TASK DETAILS =>
Without the pictures, set down every line of the data exactly.

GIVEN DATA =>
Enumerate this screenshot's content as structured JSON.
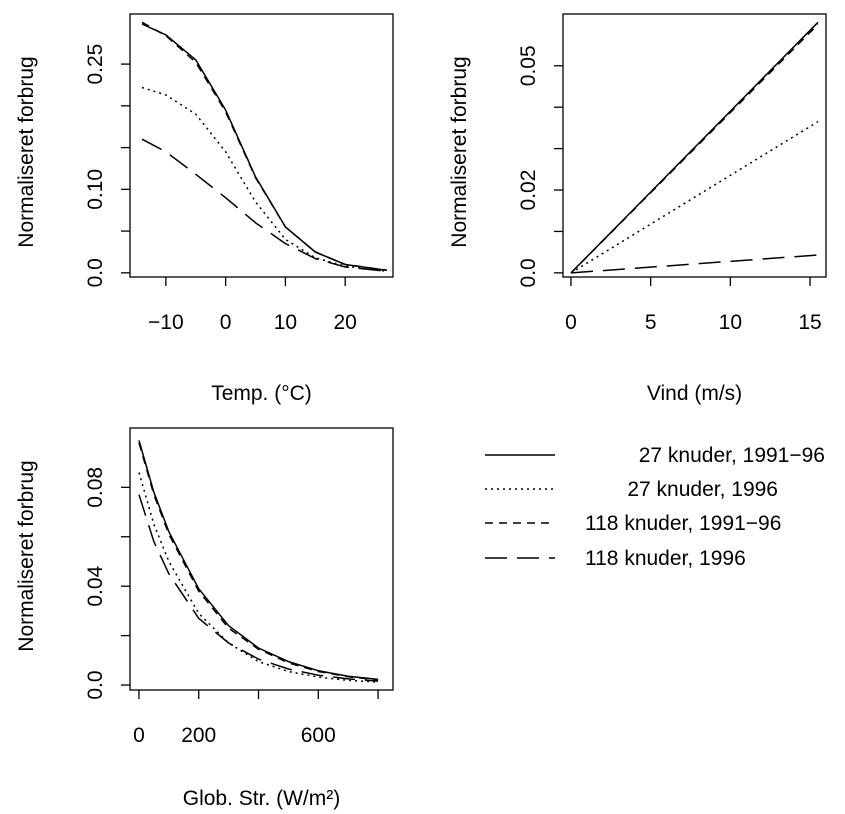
{
  "chart_data": [
    {
      "type": "line",
      "xlabel": "Temp. (°C)",
      "ylabel": "Normaliseret forbrug",
      "xlim": [
        -16,
        28
      ],
      "ylim": [
        -0.005,
        0.31
      ],
      "xticks": [
        -10,
        0,
        10,
        20
      ],
      "xtick_labels": [
        "−10",
        "0",
        "10",
        "20"
      ],
      "yticks": [
        0.0,
        0.05,
        0.1,
        0.15,
        0.2,
        0.25
      ],
      "ytick_labels": [
        "0.0",
        "",
        "0.10",
        "",
        "",
        "0.25"
      ],
      "grid": false,
      "series": [
        {
          "style": "solid",
          "x": [
            -14,
            -10,
            -5,
            0,
            5,
            10,
            15,
            20,
            27
          ],
          "y": [
            0.298,
            0.285,
            0.255,
            0.195,
            0.115,
            0.055,
            0.025,
            0.01,
            0.003
          ]
        },
        {
          "style": "dotted",
          "x": [
            -14,
            -10,
            -5,
            0,
            5,
            10,
            15,
            20,
            27
          ],
          "y": [
            0.222,
            0.213,
            0.19,
            0.145,
            0.085,
            0.04,
            0.018,
            0.008,
            0.002
          ]
        },
        {
          "style": "dashed",
          "x": [
            -14,
            -10,
            -5,
            0,
            5,
            10,
            15,
            20,
            27
          ],
          "y": [
            0.3,
            0.284,
            0.252,
            0.193,
            0.114,
            0.055,
            0.025,
            0.01,
            0.003
          ]
        },
        {
          "style": "longdash",
          "x": [
            -14,
            -10,
            -5,
            0,
            5,
            10,
            15,
            20,
            27
          ],
          "y": [
            0.16,
            0.145,
            0.118,
            0.09,
            0.06,
            0.035,
            0.017,
            0.007,
            0.002
          ]
        }
      ]
    },
    {
      "type": "line",
      "xlabel": "Vind (m/s)",
      "ylabel": "Normaliseret forbrug",
      "xlim": [
        -0.5,
        16
      ],
      "ylim": [
        -0.001,
        0.0625
      ],
      "xticks": [
        0,
        5,
        10,
        15
      ],
      "xtick_labels": [
        "0",
        "5",
        "10",
        "15"
      ],
      "yticks": [
        0.0,
        0.01,
        0.02,
        0.03,
        0.04,
        0.05
      ],
      "ytick_labels": [
        "0.0",
        "",
        "0.02",
        "",
        "",
        "0.05"
      ],
      "grid": false,
      "series": [
        {
          "style": "solid",
          "x": [
            0,
            15.5
          ],
          "y": [
            0.0,
            0.0605
          ]
        },
        {
          "style": "dotted",
          "x": [
            0,
            15.5
          ],
          "y": [
            0.0,
            0.0365
          ]
        },
        {
          "style": "dashed",
          "x": [
            0,
            15.5
          ],
          "y": [
            0.0,
            0.06
          ]
        },
        {
          "style": "longdash",
          "x": [
            0,
            15.5
          ],
          "y": [
            0.0,
            0.0043
          ]
        }
      ]
    },
    {
      "type": "line",
      "xlabel": "Glob. Str. (W/m²)",
      "ylabel": "Normaliseret forbrug",
      "xlim": [
        -30,
        850
      ],
      "ylim": [
        -0.002,
        0.104
      ],
      "xticks": [
        0,
        200,
        400,
        600,
        800
      ],
      "xtick_labels": [
        "0",
        "200",
        "",
        "600",
        ""
      ],
      "yticks": [
        0.0,
        0.02,
        0.04,
        0.06,
        0.08
      ],
      "ytick_labels": [
        "0.0",
        "",
        "0.04",
        "",
        "0.08"
      ],
      "grid": false,
      "series": [
        {
          "style": "solid",
          "x": [
            0,
            50,
            100,
            200,
            300,
            400,
            500,
            600,
            700,
            800
          ],
          "y": [
            0.099,
            0.078,
            0.062,
            0.039,
            0.024,
            0.015,
            0.0095,
            0.0058,
            0.0036,
            0.0023
          ]
        },
        {
          "style": "dotted",
          "x": [
            0,
            50,
            100,
            200,
            300,
            400,
            500,
            600,
            700,
            800
          ],
          "y": [
            0.086,
            0.065,
            0.05,
            0.029,
            0.017,
            0.0095,
            0.0055,
            0.0032,
            0.0019,
            0.0012
          ]
        },
        {
          "style": "dashed",
          "x": [
            0,
            50,
            100,
            200,
            300,
            400,
            500,
            600,
            700,
            800
          ],
          "y": [
            0.098,
            0.077,
            0.061,
            0.038,
            0.023,
            0.0145,
            0.009,
            0.0055,
            0.0034,
            0.0021
          ]
        },
        {
          "style": "longdash",
          "x": [
            0,
            50,
            100,
            200,
            300,
            400,
            500,
            600,
            700,
            800
          ],
          "y": [
            0.077,
            0.058,
            0.045,
            0.027,
            0.017,
            0.0105,
            0.0065,
            0.004,
            0.0025,
            0.0016
          ]
        }
      ]
    }
  ],
  "legend": {
    "placement": "bottom-right",
    "entries": [
      {
        "label": "27 knuder, 1991−96",
        "style": "solid"
      },
      {
        "label": "27 knuder, 1996",
        "style": "dotted"
      },
      {
        "label": "118 knuder, 1991−96",
        "style": "dashed"
      },
      {
        "label": "118 knuder, 1996",
        "style": "longdash"
      }
    ]
  },
  "styles": {
    "solid": "",
    "dotted": "2,4",
    "dashed": "8,6",
    "longdash": "22,10"
  }
}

RESPONSE =>
Enumerate this screenshot's content as structured JSON.
{
  "chart_data": [
    {
      "type": "line",
      "xlabel": "Temp. (°C)",
      "ylabel": "Normaliseret forbrug",
      "xlim": [
        -16,
        28
      ],
      "ylim": [
        -0.005,
        0.31
      ],
      "xticks": [
        -10,
        0,
        10,
        20
      ],
      "xtick_labels": [
        "−10",
        "0",
        "10",
        "20"
      ],
      "yticks": [
        0.0,
        0.05,
        0.1,
        0.15,
        0.2,
        0.25
      ],
      "ytick_labels": [
        "0.0",
        "",
        "0.10",
        "",
        "",
        "0.25"
      ],
      "grid": false,
      "series": [
        {
          "style": "solid",
          "x": [
            -14,
            -10,
            -5,
            0,
            5,
            10,
            15,
            20,
            27
          ],
          "y": [
            0.298,
            0.285,
            0.255,
            0.195,
            0.115,
            0.055,
            0.025,
            0.01,
            0.003
          ]
        },
        {
          "style": "dotted",
          "x": [
            -14,
            -10,
            -5,
            0,
            5,
            10,
            15,
            20,
            27
          ],
          "y": [
            0.222,
            0.213,
            0.19,
            0.145,
            0.085,
            0.04,
            0.018,
            0.008,
            0.002
          ]
        },
        {
          "style": "dashed",
          "x": [
            -14,
            -10,
            -5,
            0,
            5,
            10,
            15,
            20,
            27
          ],
          "y": [
            0.3,
            0.284,
            0.252,
            0.193,
            0.114,
            0.055,
            0.025,
            0.01,
            0.003
          ]
        },
        {
          "style": "longdash",
          "x": [
            -14,
            -10,
            -5,
            0,
            5,
            10,
            15,
            20,
            27
          ],
          "y": [
            0.16,
            0.145,
            0.118,
            0.09,
            0.06,
            0.035,
            0.017,
            0.007,
            0.002
          ]
        }
      ]
    },
    {
      "type": "line",
      "xlabel": "Vind (m/s)",
      "ylabel": "Normaliseret forbrug",
      "xlim": [
        -0.5,
        16
      ],
      "ylim": [
        -0.001,
        0.0625
      ],
      "xticks": [
        0,
        5,
        10,
        15
      ],
      "xtick_labels": [
        "0",
        "5",
        "10",
        "15"
      ],
      "yticks": [
        0.0,
        0.01,
        0.02,
        0.03,
        0.04,
        0.05
      ],
      "ytick_labels": [
        "0.0",
        "",
        "0.02",
        "",
        "",
        "0.05"
      ],
      "grid": false,
      "series": [
        {
          "style": "solid",
          "x": [
            0,
            15.5
          ],
          "y": [
            0.0,
            0.0605
          ]
        },
        {
          "style": "dotted",
          "x": [
            0,
            15.5
          ],
          "y": [
            0.0,
            0.0365
          ]
        },
        {
          "style": "dashed",
          "x": [
            0,
            15.5
          ],
          "y": [
            0.0,
            0.06
          ]
        },
        {
          "style": "longdash",
          "x": [
            0,
            15.5
          ],
          "y": [
            0.0,
            0.0043
          ]
        }
      ]
    },
    {
      "type": "line",
      "xlabel": "Glob. Str. (W/m²)",
      "ylabel": "Normaliseret forbrug",
      "xlim": [
        -30,
        850
      ],
      "ylim": [
        -0.002,
        0.104
      ],
      "xticks": [
        0,
        200,
        400,
        600,
        800
      ],
      "xtick_labels": [
        "0",
        "200",
        "",
        "600",
        ""
      ],
      "yticks": [
        0.0,
        0.02,
        0.04,
        0.06,
        0.08
      ],
      "ytick_labels": [
        "0.0",
        "",
        "0.04",
        "",
        "0.08"
      ],
      "grid": false,
      "series": [
        {
          "style": "solid",
          "x": [
            0,
            50,
            100,
            200,
            300,
            400,
            500,
            600,
            700,
            800
          ],
          "y": [
            0.099,
            0.078,
            0.062,
            0.039,
            0.024,
            0.015,
            0.0095,
            0.0058,
            0.0036,
            0.0023
          ]
        },
        {
          "style": "dotted",
          "x": [
            0,
            50,
            100,
            200,
            300,
            400,
            500,
            600,
            700,
            800
          ],
          "y": [
            0.086,
            0.065,
            0.05,
            0.029,
            0.017,
            0.0095,
            0.0055,
            0.0032,
            0.0019,
            0.0012
          ]
        },
        {
          "style": "dashed",
          "x": [
            0,
            50,
            100,
            200,
            300,
            400,
            500,
            600,
            700,
            800
          ],
          "y": [
            0.098,
            0.077,
            0.061,
            0.038,
            0.023,
            0.0145,
            0.009,
            0.0055,
            0.0034,
            0.0021
          ]
        },
        {
          "style": "longdash",
          "x": [
            0,
            50,
            100,
            200,
            300,
            400,
            500,
            600,
            700,
            800
          ],
          "y": [
            0.077,
            0.058,
            0.045,
            0.027,
            0.017,
            0.0105,
            0.0065,
            0.004,
            0.0025,
            0.0016
          ]
        }
      ]
    }
  ],
  "legend": {
    "placement": "bottom-right",
    "entries": [
      {
        "label": "27 knuder, 1991−96",
        "style": "solid"
      },
      {
        "label": "27 knuder, 1996",
        "style": "dotted"
      },
      {
        "label": "118 knuder, 1991−96",
        "style": "dashed"
      },
      {
        "label": "118 knuder, 1996",
        "style": "longdash"
      }
    ]
  },
  "styles": {
    "solid": "",
    "dotted": "2,4",
    "dashed": "8,6",
    "longdash": "22,10"
  }
}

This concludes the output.